■ WHAT IS BEING ASKED
Hand back all of the records exactly as they read.

■ EXTRACTED DATA
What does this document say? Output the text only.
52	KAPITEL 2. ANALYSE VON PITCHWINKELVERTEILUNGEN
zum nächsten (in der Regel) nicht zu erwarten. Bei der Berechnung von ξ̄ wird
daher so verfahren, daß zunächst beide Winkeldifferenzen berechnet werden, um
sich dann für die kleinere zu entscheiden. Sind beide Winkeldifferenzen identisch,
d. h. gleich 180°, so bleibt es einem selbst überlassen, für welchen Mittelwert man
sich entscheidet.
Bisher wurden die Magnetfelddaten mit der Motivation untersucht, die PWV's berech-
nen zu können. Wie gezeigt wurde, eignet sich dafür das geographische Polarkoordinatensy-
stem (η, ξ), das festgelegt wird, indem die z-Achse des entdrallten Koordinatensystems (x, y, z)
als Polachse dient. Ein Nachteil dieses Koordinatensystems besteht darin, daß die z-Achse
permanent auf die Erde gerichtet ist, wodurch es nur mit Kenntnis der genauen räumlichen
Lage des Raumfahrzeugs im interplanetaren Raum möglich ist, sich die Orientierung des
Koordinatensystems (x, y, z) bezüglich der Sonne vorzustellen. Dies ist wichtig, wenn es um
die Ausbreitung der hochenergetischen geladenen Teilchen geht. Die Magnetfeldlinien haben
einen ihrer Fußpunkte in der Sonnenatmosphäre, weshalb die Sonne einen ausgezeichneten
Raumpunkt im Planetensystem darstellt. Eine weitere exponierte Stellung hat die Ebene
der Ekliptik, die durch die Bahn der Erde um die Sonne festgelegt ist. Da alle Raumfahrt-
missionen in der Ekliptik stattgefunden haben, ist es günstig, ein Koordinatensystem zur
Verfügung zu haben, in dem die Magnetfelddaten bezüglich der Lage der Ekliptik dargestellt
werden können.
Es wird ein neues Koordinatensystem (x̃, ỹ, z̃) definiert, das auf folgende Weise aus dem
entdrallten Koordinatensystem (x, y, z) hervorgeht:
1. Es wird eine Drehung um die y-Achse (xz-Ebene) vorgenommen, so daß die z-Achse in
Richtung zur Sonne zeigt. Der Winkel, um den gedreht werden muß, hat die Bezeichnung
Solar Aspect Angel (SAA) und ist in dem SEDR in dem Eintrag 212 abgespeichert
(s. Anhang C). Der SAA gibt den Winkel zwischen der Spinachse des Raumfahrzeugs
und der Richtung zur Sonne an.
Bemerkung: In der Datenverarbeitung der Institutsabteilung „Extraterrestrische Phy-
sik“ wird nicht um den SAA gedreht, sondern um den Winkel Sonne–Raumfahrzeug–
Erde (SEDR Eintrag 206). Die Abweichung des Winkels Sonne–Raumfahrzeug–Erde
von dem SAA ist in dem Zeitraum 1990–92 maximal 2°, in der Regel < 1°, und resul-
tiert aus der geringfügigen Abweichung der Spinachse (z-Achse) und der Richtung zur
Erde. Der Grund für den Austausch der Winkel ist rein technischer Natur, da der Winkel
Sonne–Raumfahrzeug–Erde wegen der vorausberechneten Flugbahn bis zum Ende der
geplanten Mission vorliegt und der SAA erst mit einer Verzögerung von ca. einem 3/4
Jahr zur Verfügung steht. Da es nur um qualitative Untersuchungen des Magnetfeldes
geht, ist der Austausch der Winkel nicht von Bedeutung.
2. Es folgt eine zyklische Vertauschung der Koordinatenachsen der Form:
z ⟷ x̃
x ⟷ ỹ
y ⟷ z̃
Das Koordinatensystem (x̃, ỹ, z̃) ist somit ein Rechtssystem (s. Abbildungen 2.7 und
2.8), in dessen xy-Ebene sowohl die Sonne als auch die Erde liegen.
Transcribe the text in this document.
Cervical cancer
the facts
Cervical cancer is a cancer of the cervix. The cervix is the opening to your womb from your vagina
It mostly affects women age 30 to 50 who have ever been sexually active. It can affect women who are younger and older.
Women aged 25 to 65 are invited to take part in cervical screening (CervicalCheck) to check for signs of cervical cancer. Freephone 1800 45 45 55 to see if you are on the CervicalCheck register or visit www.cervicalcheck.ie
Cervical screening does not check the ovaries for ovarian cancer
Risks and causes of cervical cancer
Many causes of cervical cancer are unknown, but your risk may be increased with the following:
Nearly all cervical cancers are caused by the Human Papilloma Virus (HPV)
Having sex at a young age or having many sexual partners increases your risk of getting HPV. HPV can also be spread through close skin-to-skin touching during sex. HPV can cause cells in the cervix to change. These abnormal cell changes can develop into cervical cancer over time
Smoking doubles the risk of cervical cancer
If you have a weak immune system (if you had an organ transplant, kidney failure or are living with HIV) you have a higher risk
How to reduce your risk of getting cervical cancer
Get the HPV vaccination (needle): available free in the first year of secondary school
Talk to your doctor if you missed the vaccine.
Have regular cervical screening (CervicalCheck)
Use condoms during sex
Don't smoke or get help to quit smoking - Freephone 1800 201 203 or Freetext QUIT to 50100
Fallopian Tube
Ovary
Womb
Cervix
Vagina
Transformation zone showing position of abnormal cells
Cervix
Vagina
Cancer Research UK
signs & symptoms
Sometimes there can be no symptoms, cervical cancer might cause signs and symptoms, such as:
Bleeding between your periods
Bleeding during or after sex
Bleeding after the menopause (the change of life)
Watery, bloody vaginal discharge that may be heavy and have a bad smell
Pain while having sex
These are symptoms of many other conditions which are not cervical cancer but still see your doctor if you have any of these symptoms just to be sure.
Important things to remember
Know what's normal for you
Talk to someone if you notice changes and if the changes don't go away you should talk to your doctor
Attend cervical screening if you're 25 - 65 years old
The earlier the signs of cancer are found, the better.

■ ANSWER TO THIS EXERCISE
What does this document say? Output the text only.
52	KAPITEL 2. ANALYSE VON PITCHWINKELVERTEILUNGEN
zum nächsten (in der Regel) nicht zu erwarten. Bei der Berechnung von ξ̄ wird
daher so verfahren, daß zunächst beide Winkeldifferenzen berechnet werden, um
sich dann für die kleinere zu entscheiden. Sind beide Winkeldifferenzen identisch,
d. h. gleich 180°, so bleibt es einem selbst überlassen, für welchen Mittelwert man
sich entscheidet.
Bisher wurden die Magnetfelddaten mit der Motivation untersucht, die PWV's berech-
nen zu können. Wie gezeigt wurde, eignet sich dafür das geographische Polarkoordinatensy-
stem (η, ξ), das festgelegt wird, indem die z-Achse des entdrallten Koordinatensystems (x, y, z)
als Polachse dient. Ein Nachteil dieses Koordinatensystems besteht darin, daß die z-Achse
permanent auf die Erde gerichtet ist, wodurch es nur mit Kenntnis der genauen räumlichen
Lage des Raumfahrzeugs im interplanetaren Raum möglich ist, sich die Orientierung des
Koordinatensystems (x, y, z) bezüglich der Sonne vorzustellen. Dies ist wichtig, wenn es um
die Ausbreitung der hochenergetischen geladenen Teilchen geht. Die Magnetfeldlinien haben
einen ihrer Fußpunkte in der Sonnenatmosphäre, weshalb die Sonne einen ausgezeichneten
Raumpunkt im Planetensystem darstellt. Eine weitere exponierte Stellung hat die Ebene
der Ekliptik, die durch die Bahn der Erde um die Sonne festgelegt ist. Da alle Raumfahrt-
missionen in der Ekliptik stattgefunden haben, ist es günstig, ein Koordinatensystem zur
Verfügung zu haben, in dem die Magnetfelddaten bezüglich der Lage der Ekliptik dargestellt
werden können.
Es wird ein neues Koordinatensystem (x̃, ỹ, z̃) definiert, das auf folgende Weise aus dem
entdrallten Koordinatensystem (x, y, z) hervorgeht:
1. Es wird eine Drehung um die y-Achse (xz-Ebene) vorgenommen, so daß die z-Achse in
Richtung zur Sonne zeigt. Der Winkel, um den gedreht werden muß, hat die Bezeichnung
Solar Aspect Angel (SAA) und ist in dem SEDR in dem Eintrag 212 abgespeichert
(s. Anhang C). Der SAA gibt den Winkel zwischen der Spinachse des Raumfahrzeugs
und der Richtung zur Sonne an.
Bemerkung: In der Datenverarbeitung der Institutsabteilung „Extraterrestrische Phy-
sik“ wird nicht um den SAA gedreht, sondern um den Winkel Sonne–Raumfahrzeug–
Erde (SEDR Eintrag 206). Die Abweichung des Winkels Sonne–Raumfahrzeug–Erde
von dem SAA ist in dem Zeitraum 1990–92 maximal 2°, in der Regel < 1°, und resul-
tiert aus der geringfügigen Abweichung der Spinachse (z-Achse) und der Richtung zur
Erde. Der Grund für den Austausch der Winkel ist rein technischer Natur, da der Winkel
Sonne–Raumfahrzeug–Erde wegen der vorausberechneten Flugbahn bis zum Ende der
geplanten Mission vorliegt und der SAA erst mit einer Verzögerung von ca. einem 3/4
Jahr zur Verfügung steht. Da es nur um qualitative Untersuchungen des Magnetfeldes
geht, ist der Austausch der Winkel nicht von Bedeutung.
2. Es folgt eine zyklische Vertauschung der Koordinatenachsen der Form:
z ⟷ x̃
x ⟷ ỹ
y ⟷ z̃
Das Koordinatensystem (x̃, ỹ, z̃) ist somit ein Rechtssystem (s. Abbildungen 2.7 und
2.8), in dessen xy-Ebene sowohl die Sonne als auch die Erde liegen.
Transcribe the text in this document.
Cervical cancer
the facts
Cervical cancer is a cancer of the cervix. The cervix is the opening to your womb from your vagina
It mostly affects women age 30 to 50 who have ever been sexually active. It can affect women who are younger and older.
Women aged 25 to 65 are invited to take part in cervical screening (CervicalCheck) to check for signs of cervical cancer. Freephone 1800 45 45 55 to see if you are on the CervicalCheck register or visit www.cervicalcheck.ie
Cervical screening does not check the ovaries for ovarian cancer
Risks and causes of cervical cancer
Many causes of cervical cancer are unknown, but your risk may be increased with the following:
Nearly all cervical cancers are caused by the Human Papilloma Virus (HPV)
Having sex at a young age or having many sexual partners increases your risk of getting HPV. HPV can also be spread through close skin-to-skin touching during sex. HPV can cause cells in the cervix to change. These abnormal cell changes can develop into cervical cancer over time
Smoking doubles the risk of cervical cancer
If you have a weak immune system (if you had an organ transplant, kidney failure or are living with HIV) you have a higher risk
How to reduce your risk of getting cervical cancer
Get the HPV vaccination (needle): available free in the first year of secondary school
Talk to your doctor if you missed the vaccine.
Have regular cervical screening (CervicalCheck)
Use condoms during sex
Don't smoke or get help to quit smoking - Freephone 1800 201 203 or Freetext QUIT to 50100
Fallopian Tube
Ovary
Womb
Cervix
Vagina
Transformation zone showing position of abnormal cells
Cervix
Vagina
Cancer Research UK
signs & symptoms
Sometimes there can be no symptoms, cervical cancer might cause signs and symptoms, such as:
Bleeding between your periods
Bleeding during or after sex
Bleeding after the menopause (the change of life)
Watery, bloody vaginal discharge that may be heavy and have a bad smell
Pain while having sex
These are symptoms of many other conditions which are not cervical cancer but still see your doctor if you have any of these symptoms just to be sure.
Important things to remember
Know what's normal for you
Talk to someone if you notice changes and if the changes don't go away you should talk to your doctor
Attend cervical screening if you're 25 - 65 years old
The earlier the signs of cancer are found, the better.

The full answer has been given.